§ WHAT TO DO
Scan the material that follows. Copy every line containing the word "storage".

§ RECORDED INFORMATION
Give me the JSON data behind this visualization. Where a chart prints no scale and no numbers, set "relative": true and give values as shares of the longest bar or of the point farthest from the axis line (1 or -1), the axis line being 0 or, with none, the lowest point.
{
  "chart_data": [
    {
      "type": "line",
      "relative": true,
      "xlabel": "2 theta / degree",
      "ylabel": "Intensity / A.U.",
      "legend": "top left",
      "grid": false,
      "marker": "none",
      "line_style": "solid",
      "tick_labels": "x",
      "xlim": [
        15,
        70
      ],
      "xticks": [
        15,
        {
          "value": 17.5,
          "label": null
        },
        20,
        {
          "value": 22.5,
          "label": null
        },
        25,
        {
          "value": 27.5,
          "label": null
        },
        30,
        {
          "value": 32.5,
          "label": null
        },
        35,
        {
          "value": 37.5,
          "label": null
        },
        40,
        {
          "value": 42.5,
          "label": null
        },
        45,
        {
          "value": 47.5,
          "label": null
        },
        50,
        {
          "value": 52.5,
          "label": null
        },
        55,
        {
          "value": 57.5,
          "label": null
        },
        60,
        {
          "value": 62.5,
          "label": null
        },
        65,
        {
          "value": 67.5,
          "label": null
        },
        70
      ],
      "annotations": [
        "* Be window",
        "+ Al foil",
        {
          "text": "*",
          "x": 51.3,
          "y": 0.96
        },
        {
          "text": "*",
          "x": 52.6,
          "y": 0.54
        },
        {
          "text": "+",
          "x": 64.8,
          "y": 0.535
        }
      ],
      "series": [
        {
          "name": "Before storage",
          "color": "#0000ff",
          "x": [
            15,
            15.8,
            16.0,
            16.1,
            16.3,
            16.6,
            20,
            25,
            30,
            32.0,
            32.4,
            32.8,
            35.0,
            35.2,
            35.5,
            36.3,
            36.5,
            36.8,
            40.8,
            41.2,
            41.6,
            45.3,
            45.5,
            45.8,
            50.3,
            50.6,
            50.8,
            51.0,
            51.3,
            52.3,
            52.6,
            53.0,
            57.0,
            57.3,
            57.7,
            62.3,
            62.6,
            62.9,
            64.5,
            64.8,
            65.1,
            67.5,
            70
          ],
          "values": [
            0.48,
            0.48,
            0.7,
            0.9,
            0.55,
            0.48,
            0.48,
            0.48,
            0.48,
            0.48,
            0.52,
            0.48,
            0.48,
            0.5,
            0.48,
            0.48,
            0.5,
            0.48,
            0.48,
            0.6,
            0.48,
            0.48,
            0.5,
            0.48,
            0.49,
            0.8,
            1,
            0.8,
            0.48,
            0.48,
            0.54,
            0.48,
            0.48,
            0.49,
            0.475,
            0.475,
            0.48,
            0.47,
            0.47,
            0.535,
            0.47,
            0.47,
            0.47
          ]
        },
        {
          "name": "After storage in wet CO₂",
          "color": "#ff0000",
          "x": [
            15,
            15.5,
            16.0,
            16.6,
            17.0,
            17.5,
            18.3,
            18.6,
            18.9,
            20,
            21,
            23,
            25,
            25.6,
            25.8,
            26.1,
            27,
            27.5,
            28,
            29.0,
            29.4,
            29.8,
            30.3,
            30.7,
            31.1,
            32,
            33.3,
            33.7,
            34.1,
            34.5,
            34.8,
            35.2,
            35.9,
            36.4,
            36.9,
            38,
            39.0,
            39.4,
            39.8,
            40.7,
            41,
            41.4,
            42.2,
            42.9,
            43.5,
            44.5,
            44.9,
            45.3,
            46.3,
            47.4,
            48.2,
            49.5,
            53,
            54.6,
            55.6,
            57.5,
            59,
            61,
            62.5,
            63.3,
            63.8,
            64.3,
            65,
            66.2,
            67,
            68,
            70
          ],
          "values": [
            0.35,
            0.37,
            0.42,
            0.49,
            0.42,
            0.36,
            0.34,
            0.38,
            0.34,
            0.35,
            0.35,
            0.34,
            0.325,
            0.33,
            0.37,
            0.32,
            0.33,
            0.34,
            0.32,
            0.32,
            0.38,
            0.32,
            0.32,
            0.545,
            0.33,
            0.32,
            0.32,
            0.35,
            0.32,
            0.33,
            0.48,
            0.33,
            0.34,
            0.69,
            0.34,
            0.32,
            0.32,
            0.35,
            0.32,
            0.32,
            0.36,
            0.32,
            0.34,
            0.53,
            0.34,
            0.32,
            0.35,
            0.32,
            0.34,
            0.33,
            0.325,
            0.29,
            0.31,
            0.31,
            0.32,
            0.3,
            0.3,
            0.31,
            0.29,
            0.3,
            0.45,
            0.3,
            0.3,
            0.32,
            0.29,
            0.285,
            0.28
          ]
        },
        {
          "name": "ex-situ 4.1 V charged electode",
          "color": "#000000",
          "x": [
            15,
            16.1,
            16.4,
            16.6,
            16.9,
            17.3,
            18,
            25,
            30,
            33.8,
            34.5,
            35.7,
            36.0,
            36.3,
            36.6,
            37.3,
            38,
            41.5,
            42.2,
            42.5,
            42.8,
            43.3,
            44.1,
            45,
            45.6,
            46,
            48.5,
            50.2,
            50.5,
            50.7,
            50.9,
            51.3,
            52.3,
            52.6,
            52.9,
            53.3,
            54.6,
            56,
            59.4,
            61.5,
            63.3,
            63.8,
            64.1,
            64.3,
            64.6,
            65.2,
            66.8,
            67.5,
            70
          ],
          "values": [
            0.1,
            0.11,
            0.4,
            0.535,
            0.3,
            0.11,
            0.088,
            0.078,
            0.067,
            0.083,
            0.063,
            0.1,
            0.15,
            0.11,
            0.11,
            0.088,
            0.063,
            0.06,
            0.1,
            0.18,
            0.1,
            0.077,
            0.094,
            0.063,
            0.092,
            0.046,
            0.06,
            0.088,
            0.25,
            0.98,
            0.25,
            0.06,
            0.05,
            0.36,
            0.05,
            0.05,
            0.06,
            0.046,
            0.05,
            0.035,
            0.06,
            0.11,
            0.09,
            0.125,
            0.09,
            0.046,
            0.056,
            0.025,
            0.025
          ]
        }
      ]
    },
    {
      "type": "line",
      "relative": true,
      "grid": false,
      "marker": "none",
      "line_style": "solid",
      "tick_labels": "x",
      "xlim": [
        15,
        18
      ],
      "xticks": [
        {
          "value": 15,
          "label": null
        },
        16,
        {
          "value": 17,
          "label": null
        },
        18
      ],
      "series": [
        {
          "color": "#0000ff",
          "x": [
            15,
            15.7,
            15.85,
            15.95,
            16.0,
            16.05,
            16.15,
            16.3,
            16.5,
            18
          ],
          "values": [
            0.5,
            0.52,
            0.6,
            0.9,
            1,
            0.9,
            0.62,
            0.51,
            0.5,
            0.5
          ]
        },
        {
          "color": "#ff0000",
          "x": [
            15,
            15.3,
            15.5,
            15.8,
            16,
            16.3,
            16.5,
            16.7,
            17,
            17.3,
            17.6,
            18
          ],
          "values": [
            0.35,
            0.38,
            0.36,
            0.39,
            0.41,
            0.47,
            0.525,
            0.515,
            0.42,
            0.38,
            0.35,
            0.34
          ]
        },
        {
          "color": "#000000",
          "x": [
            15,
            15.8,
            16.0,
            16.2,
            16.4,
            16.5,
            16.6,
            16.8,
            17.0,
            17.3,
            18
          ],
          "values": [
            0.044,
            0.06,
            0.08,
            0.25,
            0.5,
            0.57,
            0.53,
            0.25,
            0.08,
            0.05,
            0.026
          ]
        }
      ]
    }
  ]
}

§ FINISHED EXERCISE
          "name": "Before storage",
          "name": "After storage in wet CO₂",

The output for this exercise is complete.